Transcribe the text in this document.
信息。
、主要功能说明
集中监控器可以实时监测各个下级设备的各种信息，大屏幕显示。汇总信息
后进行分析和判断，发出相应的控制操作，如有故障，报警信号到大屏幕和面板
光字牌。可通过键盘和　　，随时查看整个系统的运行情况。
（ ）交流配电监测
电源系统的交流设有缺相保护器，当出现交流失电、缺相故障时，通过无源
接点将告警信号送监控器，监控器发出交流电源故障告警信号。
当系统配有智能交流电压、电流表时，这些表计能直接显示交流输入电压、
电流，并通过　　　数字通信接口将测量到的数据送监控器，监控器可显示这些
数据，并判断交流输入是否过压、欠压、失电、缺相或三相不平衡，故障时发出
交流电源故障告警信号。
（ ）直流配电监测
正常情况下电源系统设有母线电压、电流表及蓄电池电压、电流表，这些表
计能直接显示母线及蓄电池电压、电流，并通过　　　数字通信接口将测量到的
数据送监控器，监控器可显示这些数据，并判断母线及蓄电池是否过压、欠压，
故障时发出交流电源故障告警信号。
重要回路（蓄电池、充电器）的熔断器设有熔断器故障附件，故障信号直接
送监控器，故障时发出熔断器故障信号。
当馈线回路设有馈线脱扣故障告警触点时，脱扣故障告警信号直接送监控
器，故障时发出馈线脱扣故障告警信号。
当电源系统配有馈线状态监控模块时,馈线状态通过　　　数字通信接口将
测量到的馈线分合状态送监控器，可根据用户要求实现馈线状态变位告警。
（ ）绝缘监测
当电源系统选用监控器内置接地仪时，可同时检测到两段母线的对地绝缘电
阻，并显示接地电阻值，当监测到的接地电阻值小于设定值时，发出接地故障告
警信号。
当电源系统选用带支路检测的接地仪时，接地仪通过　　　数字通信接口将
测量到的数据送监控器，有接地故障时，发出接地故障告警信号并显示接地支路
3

:::::

Exercise instructions:
Quote the whole listing above, leaving nothing out.

Task solution:
Transcribe the text in this document.
信息。
、主要功能说明
集中监控器可以实时监测各个下级设备的各种信息，大屏幕显示。汇总信息
后进行分析和判断，发出相应的控制操作，如有故障，报警信号到大屏幕和面板
光字牌。可通过键盘和　　，随时查看整个系统的运行情况。
（ ）交流配电监测
电源系统的交流设有缺相保护器，当出现交流失电、缺相故障时，通过无源
接点将告警信号送监控器，监控器发出交流电源故障告警信号。
当系统配有智能交流电压、电流表时，这些表计能直接显示交流输入电压、
电流，并通过　　　数字通信接口将测量到的数据送监控器，监控器可显示这些
数据，并判断交流输入是否过压、欠压、失电、缺相或三相不平衡，故障时发出
交流电源故障告警信号。
（ ）直流配电监测
正常情况下电源系统设有母线电压、电流表及蓄电池电压、电流表，这些表
计能直接显示母线及蓄电池电压、电流，并通过　　　数字通信接口将测量到的
数据送监控器，监控器可显示这些数据，并判断母线及蓄电池是否过压、欠压，
故障时发出交流电源故障告警信号。
重要回路（蓄电池、充电器）的熔断器设有熔断器故障附件，故障信号直接
送监控器，故障时发出熔断器故障信号。
当馈线回路设有馈线脱扣故障告警触点时，脱扣故障告警信号直接送监控
器，故障时发出馈线脱扣故障告警信号。
当电源系统配有馈线状态监控模块时,馈线状态通过　　　数字通信接口将
测量到的馈线分合状态送监控器，可根据用户要求实现馈线状态变位告警。
（ ）绝缘监测
当电源系统选用监控器内置接地仪时，可同时检测到两段母线的对地绝缘电
阻，并显示接地电阻值，当监测到的接地电阻值小于设定值时，发出接地故障告
警信号。
当电源系统选用带支路检测的接地仪时，接地仪通过　　　数字通信接口将
测量到的数据送监控器，有接地故障时，发出接地故障告警信号并显示接地支路
3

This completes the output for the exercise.